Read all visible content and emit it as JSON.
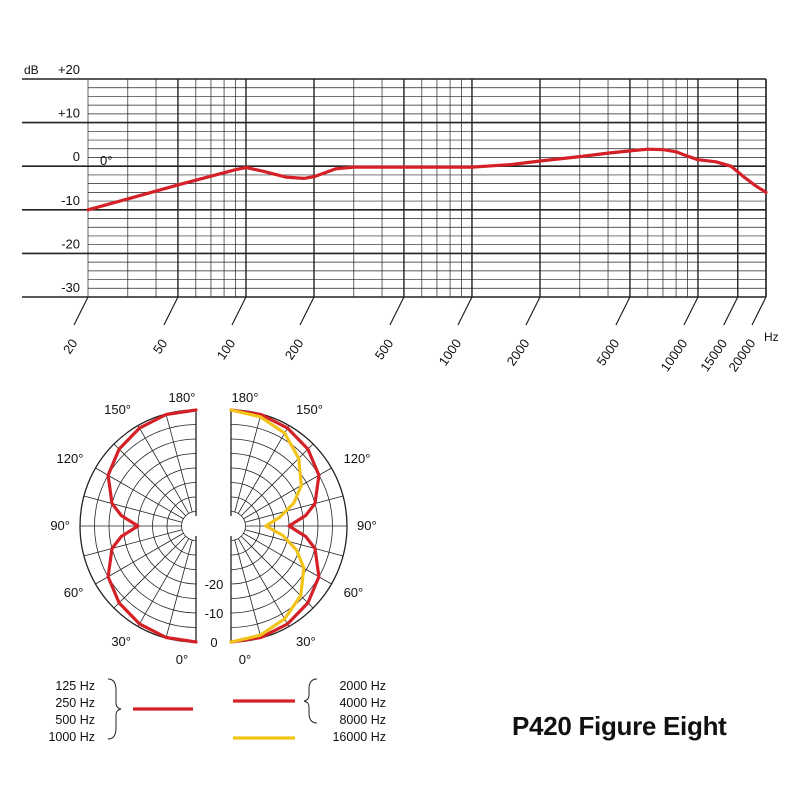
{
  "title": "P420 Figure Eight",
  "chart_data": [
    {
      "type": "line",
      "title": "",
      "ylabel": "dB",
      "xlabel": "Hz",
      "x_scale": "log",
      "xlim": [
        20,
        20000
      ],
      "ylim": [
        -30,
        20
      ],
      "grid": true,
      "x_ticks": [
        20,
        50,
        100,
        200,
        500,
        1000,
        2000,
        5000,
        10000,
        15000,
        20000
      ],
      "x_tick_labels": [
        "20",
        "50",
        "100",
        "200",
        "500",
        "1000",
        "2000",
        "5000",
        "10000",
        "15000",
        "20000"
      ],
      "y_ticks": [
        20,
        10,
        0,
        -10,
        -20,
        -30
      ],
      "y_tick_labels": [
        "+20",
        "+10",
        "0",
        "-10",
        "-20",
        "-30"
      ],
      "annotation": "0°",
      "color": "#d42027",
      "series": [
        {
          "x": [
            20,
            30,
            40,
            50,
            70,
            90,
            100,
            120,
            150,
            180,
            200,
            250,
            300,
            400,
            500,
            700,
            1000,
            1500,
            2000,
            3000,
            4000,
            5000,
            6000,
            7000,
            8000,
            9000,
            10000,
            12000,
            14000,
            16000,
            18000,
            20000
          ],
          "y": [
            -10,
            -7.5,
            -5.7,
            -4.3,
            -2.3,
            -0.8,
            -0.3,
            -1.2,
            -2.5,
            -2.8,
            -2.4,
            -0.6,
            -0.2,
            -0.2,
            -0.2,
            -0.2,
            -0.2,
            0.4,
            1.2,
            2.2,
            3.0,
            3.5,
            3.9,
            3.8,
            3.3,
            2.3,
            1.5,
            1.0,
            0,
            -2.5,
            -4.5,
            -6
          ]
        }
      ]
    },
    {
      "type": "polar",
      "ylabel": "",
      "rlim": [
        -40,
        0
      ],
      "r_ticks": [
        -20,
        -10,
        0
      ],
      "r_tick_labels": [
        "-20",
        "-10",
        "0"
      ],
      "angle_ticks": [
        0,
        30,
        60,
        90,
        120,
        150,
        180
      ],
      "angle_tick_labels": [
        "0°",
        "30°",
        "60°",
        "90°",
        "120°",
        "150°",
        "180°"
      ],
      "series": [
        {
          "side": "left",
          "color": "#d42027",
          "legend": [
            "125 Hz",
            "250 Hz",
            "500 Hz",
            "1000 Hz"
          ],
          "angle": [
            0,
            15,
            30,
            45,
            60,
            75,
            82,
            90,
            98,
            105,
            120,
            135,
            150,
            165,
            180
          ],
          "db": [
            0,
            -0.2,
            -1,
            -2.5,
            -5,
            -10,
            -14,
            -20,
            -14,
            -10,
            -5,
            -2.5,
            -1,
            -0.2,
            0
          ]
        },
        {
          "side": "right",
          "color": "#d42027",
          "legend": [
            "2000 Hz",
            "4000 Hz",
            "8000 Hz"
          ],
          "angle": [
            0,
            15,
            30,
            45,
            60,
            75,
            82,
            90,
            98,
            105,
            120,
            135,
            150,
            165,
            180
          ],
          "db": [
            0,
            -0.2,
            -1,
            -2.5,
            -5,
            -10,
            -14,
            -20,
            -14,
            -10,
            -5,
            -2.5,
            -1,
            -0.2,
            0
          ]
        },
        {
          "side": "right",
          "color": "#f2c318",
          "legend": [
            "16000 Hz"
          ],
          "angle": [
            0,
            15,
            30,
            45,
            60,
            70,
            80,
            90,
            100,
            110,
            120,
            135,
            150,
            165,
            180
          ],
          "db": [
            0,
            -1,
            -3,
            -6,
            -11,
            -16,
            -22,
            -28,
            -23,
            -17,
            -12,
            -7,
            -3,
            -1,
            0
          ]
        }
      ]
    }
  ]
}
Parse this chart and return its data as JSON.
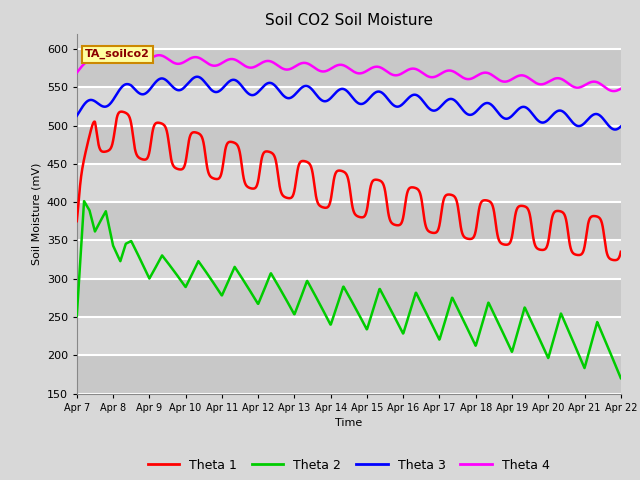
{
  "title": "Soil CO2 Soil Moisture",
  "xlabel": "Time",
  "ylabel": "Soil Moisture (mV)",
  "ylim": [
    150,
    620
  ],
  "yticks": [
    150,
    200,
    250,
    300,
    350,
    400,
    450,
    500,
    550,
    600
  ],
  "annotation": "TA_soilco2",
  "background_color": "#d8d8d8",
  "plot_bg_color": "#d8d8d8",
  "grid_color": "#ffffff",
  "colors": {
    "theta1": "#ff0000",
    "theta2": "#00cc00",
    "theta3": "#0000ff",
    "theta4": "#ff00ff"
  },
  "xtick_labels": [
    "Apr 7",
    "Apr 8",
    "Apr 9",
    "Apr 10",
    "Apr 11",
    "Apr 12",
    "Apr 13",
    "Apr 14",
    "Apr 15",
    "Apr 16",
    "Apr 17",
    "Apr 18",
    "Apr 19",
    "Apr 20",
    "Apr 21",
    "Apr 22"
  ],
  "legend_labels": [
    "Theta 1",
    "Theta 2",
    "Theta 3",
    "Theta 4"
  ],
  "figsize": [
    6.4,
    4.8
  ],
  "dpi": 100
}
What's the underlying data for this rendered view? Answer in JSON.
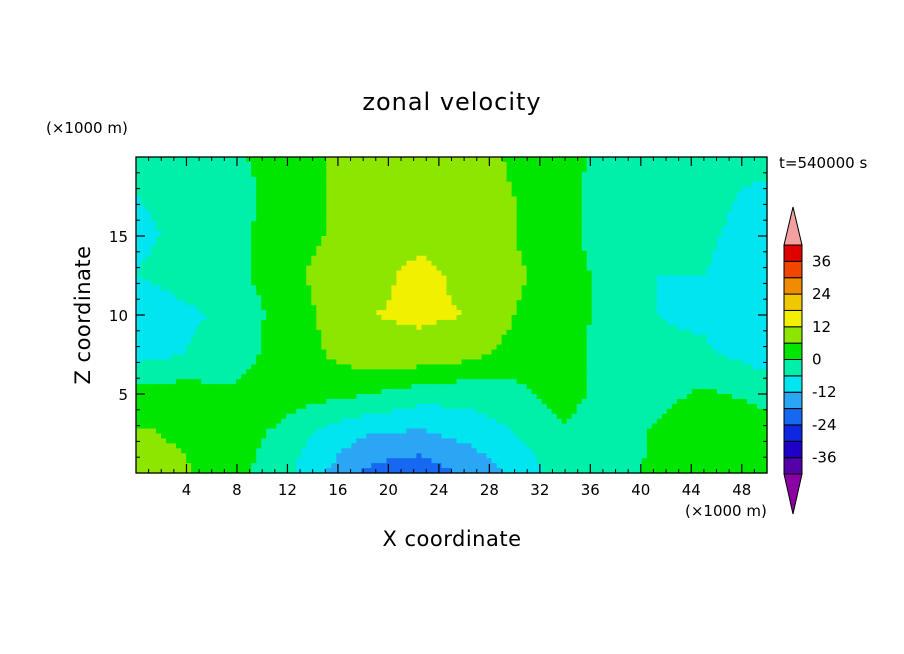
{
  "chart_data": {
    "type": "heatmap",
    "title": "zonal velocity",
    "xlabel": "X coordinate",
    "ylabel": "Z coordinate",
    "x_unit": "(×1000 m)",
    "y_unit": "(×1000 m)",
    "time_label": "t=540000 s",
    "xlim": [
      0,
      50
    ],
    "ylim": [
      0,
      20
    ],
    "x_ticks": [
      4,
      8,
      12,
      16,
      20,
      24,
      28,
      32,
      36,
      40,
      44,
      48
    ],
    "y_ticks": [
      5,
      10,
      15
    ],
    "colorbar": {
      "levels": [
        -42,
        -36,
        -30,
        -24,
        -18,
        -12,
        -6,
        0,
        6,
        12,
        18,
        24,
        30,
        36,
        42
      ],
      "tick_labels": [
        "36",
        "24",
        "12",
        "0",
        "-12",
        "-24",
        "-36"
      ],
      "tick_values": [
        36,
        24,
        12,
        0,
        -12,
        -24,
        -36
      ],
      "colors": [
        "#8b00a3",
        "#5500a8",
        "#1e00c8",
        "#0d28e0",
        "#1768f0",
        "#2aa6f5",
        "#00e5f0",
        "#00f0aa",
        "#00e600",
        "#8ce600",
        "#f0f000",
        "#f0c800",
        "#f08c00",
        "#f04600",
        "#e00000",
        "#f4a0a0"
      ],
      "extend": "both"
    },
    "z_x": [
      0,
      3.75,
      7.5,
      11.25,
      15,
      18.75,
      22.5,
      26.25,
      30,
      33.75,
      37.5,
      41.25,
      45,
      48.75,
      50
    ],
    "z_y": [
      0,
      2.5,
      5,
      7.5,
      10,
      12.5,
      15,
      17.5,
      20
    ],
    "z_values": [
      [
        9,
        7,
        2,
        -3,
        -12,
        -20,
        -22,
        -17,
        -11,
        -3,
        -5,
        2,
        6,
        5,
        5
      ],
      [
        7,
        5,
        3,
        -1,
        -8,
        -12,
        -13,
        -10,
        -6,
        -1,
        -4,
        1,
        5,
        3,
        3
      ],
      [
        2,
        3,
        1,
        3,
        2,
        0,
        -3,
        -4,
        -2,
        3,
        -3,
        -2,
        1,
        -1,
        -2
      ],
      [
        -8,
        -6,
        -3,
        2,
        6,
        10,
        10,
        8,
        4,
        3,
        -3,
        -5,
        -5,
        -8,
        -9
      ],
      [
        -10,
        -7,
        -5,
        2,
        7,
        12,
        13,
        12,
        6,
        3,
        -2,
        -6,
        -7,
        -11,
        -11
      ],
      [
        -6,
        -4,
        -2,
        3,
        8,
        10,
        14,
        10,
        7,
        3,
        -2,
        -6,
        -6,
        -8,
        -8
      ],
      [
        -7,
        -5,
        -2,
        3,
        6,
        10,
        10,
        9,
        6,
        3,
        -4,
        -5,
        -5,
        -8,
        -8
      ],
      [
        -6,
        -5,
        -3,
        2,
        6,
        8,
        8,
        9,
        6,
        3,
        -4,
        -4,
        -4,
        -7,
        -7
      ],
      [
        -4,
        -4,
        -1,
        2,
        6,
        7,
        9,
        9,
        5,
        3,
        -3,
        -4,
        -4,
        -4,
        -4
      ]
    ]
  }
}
-=-=-
• Task
Across the entries, how many lines contain "annotation"? Reply with the number only.

• Task result
2